# Exercise task:
From the entries below, count every line that contains the word "subtitle". Please give the number and nothing else.

[Dataset rows about figures]
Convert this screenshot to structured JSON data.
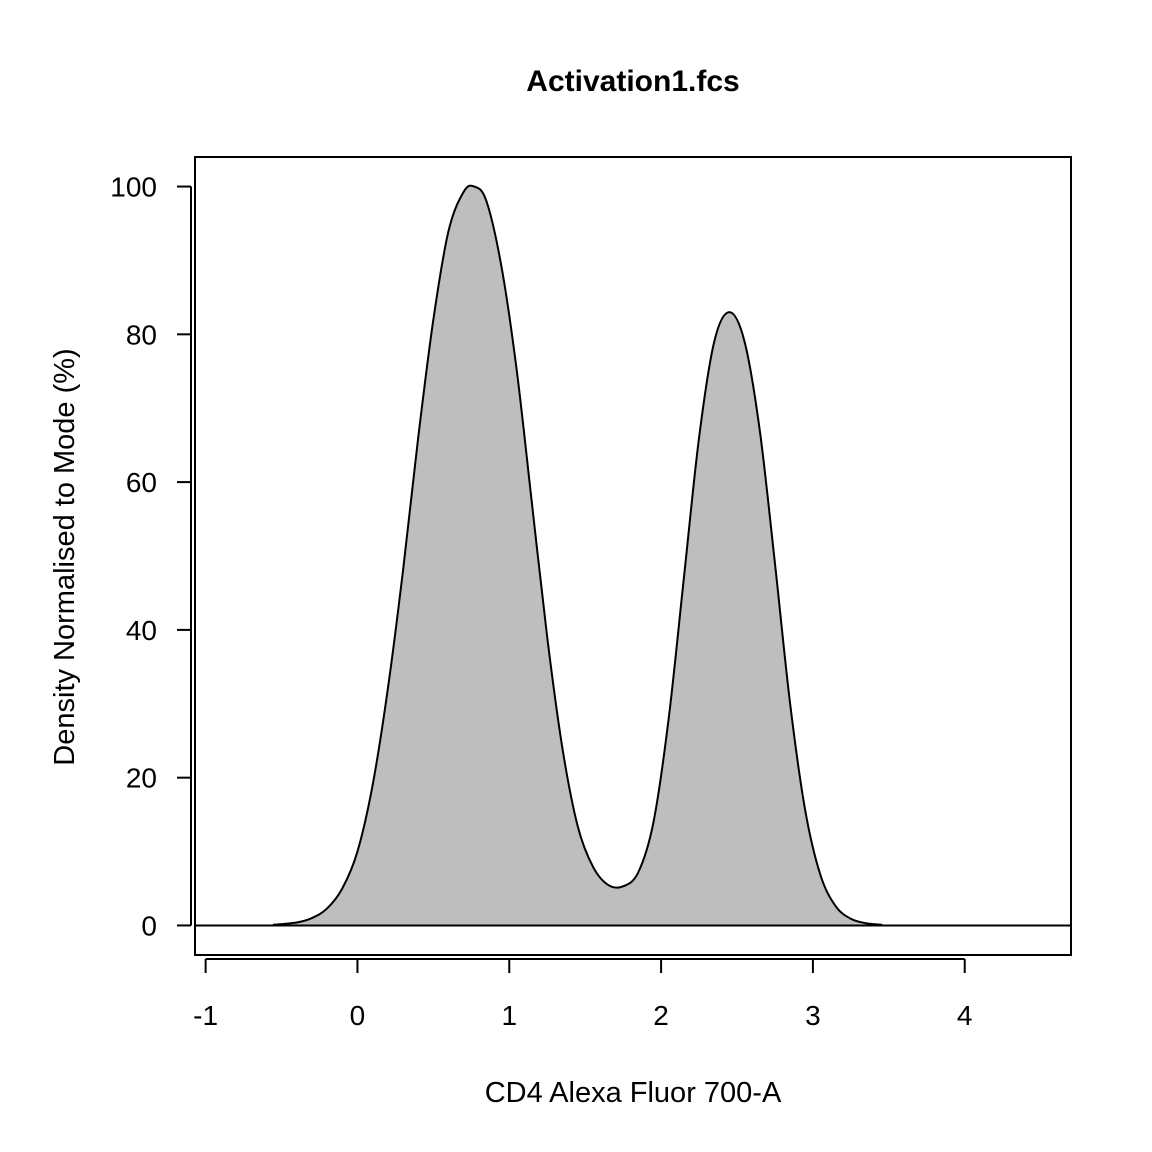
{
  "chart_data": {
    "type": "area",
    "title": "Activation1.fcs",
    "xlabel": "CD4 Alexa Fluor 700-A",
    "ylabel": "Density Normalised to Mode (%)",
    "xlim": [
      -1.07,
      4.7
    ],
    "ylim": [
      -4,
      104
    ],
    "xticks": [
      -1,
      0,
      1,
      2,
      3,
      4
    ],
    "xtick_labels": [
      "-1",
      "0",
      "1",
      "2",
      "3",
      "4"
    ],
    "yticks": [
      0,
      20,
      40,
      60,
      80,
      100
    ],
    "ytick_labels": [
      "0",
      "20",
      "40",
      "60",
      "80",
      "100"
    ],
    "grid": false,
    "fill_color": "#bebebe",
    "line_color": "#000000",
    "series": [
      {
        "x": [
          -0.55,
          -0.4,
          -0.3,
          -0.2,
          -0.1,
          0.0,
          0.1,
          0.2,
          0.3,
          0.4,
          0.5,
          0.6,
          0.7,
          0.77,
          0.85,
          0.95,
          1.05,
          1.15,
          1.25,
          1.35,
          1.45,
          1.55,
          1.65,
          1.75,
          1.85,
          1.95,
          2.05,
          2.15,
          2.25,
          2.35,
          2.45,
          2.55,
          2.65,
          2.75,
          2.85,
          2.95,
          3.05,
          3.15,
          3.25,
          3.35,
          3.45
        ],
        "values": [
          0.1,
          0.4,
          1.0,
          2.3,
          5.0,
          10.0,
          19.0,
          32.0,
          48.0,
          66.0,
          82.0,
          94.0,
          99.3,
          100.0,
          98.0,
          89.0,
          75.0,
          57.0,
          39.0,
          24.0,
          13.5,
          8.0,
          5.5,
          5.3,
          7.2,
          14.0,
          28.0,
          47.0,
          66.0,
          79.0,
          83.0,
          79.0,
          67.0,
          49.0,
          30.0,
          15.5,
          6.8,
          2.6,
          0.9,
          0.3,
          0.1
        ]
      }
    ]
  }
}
* * *
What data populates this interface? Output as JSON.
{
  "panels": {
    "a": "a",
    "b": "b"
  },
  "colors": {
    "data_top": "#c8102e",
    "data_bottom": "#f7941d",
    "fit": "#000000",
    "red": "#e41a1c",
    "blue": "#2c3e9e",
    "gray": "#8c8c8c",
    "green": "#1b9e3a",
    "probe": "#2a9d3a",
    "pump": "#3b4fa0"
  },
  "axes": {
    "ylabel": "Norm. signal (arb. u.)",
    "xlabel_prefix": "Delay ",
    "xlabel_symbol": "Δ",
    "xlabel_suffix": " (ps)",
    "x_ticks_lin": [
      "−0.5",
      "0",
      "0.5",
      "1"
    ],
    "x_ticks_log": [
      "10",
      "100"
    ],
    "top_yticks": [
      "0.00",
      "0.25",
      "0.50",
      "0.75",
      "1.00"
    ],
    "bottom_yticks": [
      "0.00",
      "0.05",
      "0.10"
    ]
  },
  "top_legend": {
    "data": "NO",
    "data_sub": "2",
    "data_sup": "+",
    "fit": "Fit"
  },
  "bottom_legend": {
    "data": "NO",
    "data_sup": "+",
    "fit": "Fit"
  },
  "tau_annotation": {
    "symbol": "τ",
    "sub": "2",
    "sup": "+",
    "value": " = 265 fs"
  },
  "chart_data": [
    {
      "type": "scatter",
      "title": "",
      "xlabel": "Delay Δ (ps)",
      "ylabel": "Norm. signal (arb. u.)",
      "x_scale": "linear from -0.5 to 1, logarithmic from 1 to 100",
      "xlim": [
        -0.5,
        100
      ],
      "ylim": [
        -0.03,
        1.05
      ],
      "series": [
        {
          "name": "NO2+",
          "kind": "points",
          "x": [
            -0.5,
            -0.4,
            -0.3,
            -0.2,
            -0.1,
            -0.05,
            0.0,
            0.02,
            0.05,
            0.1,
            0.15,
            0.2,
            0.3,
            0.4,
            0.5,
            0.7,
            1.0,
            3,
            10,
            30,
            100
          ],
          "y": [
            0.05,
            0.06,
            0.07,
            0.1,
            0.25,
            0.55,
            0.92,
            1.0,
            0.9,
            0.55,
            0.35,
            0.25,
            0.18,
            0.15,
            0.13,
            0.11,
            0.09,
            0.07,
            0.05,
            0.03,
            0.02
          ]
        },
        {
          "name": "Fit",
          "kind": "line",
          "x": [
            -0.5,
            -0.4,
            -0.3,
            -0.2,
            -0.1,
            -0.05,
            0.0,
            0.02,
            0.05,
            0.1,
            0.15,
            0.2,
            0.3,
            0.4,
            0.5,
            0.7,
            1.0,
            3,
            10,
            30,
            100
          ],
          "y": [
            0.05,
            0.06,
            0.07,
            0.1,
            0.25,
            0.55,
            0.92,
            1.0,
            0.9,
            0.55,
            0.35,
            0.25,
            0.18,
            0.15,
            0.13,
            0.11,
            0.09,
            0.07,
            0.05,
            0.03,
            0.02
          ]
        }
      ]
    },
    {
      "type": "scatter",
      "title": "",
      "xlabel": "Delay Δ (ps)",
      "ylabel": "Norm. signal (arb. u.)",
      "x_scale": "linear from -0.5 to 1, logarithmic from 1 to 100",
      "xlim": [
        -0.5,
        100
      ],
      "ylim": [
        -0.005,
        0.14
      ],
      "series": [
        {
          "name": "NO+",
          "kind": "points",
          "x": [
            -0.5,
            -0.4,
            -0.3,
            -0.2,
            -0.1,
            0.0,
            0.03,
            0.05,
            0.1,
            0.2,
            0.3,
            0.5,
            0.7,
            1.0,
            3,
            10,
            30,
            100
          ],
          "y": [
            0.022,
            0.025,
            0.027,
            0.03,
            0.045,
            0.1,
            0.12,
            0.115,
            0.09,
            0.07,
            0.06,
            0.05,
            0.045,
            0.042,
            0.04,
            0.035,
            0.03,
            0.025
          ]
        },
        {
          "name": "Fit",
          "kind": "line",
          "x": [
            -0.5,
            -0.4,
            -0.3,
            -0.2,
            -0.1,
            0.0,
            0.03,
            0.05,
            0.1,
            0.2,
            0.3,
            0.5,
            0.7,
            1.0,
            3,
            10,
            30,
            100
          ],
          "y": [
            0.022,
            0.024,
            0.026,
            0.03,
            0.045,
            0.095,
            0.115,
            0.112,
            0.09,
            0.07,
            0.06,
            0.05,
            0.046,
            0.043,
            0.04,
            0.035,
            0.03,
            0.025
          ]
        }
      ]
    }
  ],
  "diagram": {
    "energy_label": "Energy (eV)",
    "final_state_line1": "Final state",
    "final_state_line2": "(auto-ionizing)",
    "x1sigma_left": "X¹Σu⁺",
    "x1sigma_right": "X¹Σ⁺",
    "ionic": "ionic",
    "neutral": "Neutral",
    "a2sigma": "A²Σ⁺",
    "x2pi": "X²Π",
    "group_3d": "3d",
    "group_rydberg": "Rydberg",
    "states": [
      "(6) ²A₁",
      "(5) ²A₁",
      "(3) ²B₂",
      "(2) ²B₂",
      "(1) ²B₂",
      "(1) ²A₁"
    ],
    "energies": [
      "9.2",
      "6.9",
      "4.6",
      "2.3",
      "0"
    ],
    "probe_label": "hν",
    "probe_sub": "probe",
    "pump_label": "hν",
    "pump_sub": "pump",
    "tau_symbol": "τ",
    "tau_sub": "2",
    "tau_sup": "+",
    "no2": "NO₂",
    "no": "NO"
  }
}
--
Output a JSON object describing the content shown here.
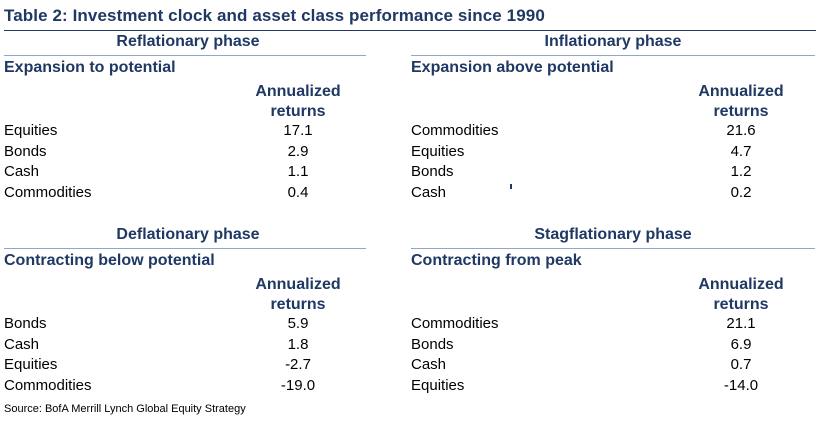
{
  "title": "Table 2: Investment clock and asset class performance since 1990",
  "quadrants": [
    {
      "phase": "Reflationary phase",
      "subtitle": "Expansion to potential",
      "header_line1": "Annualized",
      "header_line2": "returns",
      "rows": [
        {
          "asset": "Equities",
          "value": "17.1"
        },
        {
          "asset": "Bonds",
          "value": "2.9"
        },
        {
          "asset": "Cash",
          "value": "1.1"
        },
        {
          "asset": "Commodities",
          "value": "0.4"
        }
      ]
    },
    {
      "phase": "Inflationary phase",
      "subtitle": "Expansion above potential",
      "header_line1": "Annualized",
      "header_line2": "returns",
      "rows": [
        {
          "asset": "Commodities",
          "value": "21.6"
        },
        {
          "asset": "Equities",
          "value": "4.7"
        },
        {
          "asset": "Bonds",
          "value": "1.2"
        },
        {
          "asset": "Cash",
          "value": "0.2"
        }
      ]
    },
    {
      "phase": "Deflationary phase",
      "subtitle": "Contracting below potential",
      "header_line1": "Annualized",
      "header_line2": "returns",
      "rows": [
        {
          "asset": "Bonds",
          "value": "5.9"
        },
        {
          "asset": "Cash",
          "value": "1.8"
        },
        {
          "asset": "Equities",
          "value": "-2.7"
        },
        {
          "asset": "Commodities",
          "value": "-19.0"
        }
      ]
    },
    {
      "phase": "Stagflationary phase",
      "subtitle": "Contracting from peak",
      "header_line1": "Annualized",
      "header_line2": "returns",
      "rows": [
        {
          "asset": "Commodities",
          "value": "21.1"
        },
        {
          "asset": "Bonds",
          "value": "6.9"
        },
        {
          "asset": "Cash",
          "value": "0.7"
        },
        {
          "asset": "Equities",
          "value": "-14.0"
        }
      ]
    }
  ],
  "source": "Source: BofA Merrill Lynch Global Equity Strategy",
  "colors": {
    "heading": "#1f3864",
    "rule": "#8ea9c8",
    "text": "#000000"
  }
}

# Output:
4